Transcribe the lines below verbatim, skipping the images.
** start **
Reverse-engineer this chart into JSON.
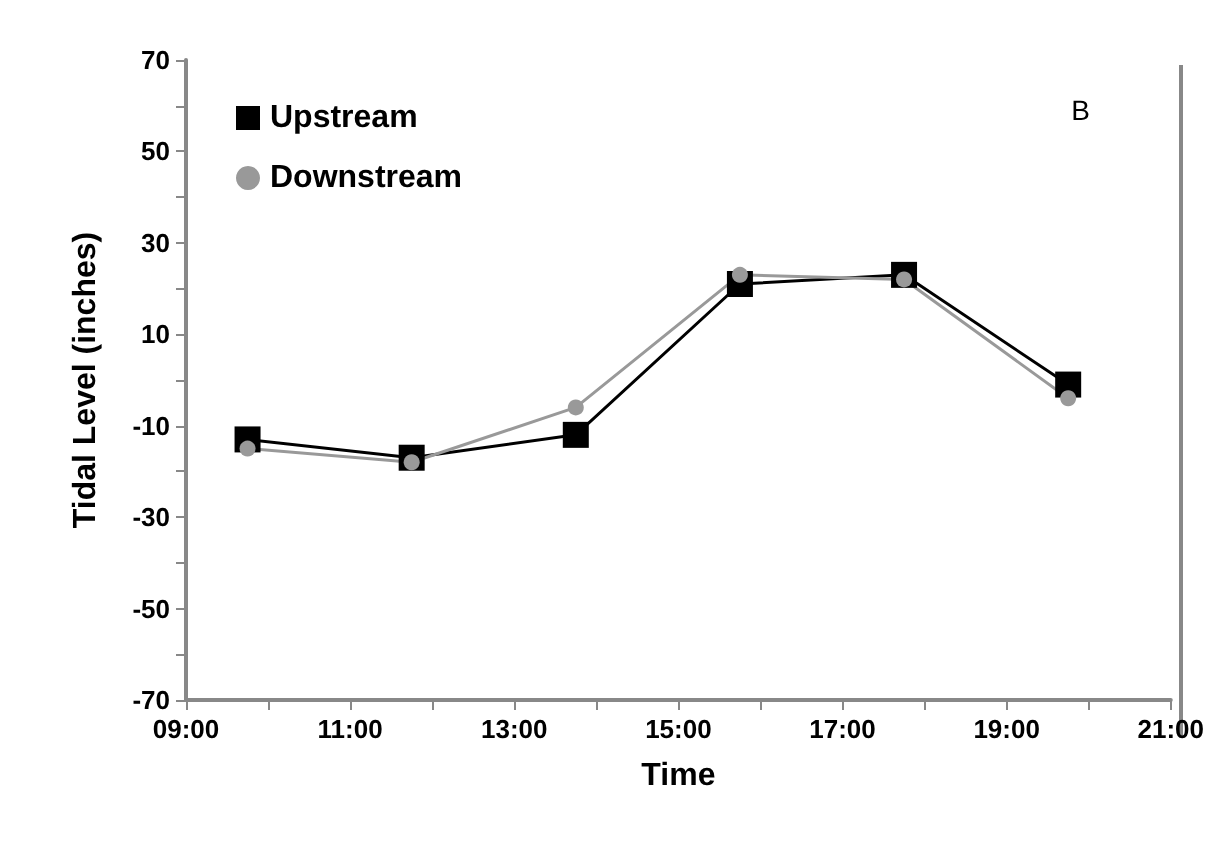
{
  "chart_data": {
    "type": "line",
    "xlabel": "Time",
    "ylabel": "Tidal Level (inches)",
    "annotations": [
      "B"
    ],
    "x": [
      9.75,
      11.75,
      13.75,
      15.75,
      17.75,
      19.75
    ],
    "series": [
      {
        "name": "Upstream",
        "color": "#000000",
        "marker": "square",
        "values": [
          -13,
          -17,
          -12,
          21,
          23,
          -1
        ]
      },
      {
        "name": "Downstream",
        "color": "#999999",
        "marker": "circle",
        "values": [
          -15,
          -18,
          -6,
          23,
          22,
          -4
        ]
      }
    ],
    "xlim": [
      9,
      21
    ],
    "xticks": [
      {
        "value": 9,
        "label": "09:00"
      },
      {
        "value": 10,
        "label": null
      },
      {
        "value": 11,
        "label": "11:00"
      },
      {
        "value": 12,
        "label": null
      },
      {
        "value": 13,
        "label": "13:00"
      },
      {
        "value": 14,
        "label": null
      },
      {
        "value": 15,
        "label": "15:00"
      },
      {
        "value": 16,
        "label": null
      },
      {
        "value": 17,
        "label": "17:00"
      },
      {
        "value": 18,
        "label": null
      },
      {
        "value": 19,
        "label": "19:00"
      },
      {
        "value": 20,
        "label": null
      },
      {
        "value": 21,
        "label": "21:00"
      }
    ],
    "ylim": [
      -70,
      70
    ],
    "yticks": [
      -70,
      {
        "value": -60,
        "label": null
      },
      -50,
      {
        "value": -40,
        "label": null
      },
      -30,
      {
        "value": -20,
        "label": null
      },
      -10,
      {
        "value": 0,
        "label": null
      },
      10,
      {
        "value": 20,
        "label": null
      },
      30,
      {
        "value": 40,
        "label": null
      },
      50,
      {
        "value": 60,
        "label": null
      },
      70
    ],
    "legend": "top left",
    "line_style": "solid"
  }
}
** end **
▶ ANSWER TO THIS TASK:
Reverse-engineer this chart into JSON.
{
  "chart_data": {
    "type": "line",
    "xlabel": "Time",
    "ylabel": "Tidal Level (inches)",
    "annotations": [
      "B"
    ],
    "x": [
      9.75,
      11.75,
      13.75,
      15.75,
      17.75,
      19.75
    ],
    "series": [
      {
        "name": "Upstream",
        "color": "#000000",
        "marker": "square",
        "values": [
          -13,
          -17,
          -12,
          21,
          23,
          -1
        ]
      },
      {
        "name": "Downstream",
        "color": "#999999",
        "marker": "circle",
        "values": [
          -15,
          -18,
          -6,
          23,
          22,
          -4
        ]
      }
    ],
    "xlim": [
      9,
      21
    ],
    "xticks": [
      {
        "value": 9,
        "label": "09:00"
      },
      {
        "value": 10,
        "label": null
      },
      {
        "value": 11,
        "label": "11:00"
      },
      {
        "value": 12,
        "label": null
      },
      {
        "value": 13,
        "label": "13:00"
      },
      {
        "value": 14,
        "label": null
      },
      {
        "value": 15,
        "label": "15:00"
      },
      {
        "value": 16,
        "label": null
      },
      {
        "value": 17,
        "label": "17:00"
      },
      {
        "value": 18,
        "label": null
      },
      {
        "value": 19,
        "label": "19:00"
      },
      {
        "value": 20,
        "label": null
      },
      {
        "value": 21,
        "label": "21:00"
      }
    ],
    "ylim": [
      -70,
      70
    ],
    "yticks": [
      -70,
      {
        "value": -60,
        "label": null
      },
      -50,
      {
        "value": -40,
        "label": null
      },
      -30,
      {
        "value": -20,
        "label": null
      },
      -10,
      {
        "value": 0,
        "label": null
      },
      10,
      {
        "value": 20,
        "label": null
      },
      30,
      {
        "value": 40,
        "label": null
      },
      50,
      {
        "value": 60,
        "label": null
      },
      70
    ],
    "legend": "top left",
    "line_style": "solid"
  }
}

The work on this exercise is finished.